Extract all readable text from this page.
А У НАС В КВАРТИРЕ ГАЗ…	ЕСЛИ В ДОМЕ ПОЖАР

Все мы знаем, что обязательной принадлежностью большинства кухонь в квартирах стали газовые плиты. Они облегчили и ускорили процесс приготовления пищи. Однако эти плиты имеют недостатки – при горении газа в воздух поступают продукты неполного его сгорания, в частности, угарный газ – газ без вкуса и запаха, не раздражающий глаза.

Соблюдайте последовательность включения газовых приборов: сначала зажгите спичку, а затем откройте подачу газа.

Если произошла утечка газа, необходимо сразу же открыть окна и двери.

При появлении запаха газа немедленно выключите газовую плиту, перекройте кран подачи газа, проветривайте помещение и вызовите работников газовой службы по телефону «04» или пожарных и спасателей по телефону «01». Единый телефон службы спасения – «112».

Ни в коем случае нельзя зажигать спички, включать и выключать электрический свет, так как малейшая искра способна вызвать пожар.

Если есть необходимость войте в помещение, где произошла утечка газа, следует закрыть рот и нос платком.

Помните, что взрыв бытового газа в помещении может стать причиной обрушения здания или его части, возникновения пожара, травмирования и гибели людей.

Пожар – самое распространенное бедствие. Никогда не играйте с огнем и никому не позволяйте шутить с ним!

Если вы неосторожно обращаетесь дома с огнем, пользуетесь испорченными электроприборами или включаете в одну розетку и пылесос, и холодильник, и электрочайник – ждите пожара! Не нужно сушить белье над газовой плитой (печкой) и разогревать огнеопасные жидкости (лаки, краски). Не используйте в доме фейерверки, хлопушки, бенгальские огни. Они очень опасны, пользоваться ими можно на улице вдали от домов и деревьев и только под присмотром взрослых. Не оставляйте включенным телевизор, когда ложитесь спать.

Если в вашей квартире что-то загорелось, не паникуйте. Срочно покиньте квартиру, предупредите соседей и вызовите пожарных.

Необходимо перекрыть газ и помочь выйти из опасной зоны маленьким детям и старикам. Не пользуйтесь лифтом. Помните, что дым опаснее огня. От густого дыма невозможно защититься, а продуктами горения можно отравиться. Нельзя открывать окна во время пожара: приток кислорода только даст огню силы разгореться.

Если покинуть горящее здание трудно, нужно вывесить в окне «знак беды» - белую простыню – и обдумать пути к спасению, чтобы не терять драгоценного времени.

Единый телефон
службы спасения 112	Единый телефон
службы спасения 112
┄┄┄┄┄┄
__STATED EXERCISE__
Give the number of lines containing the word "газовой". No other answer is needed.

__RESPONSE__
2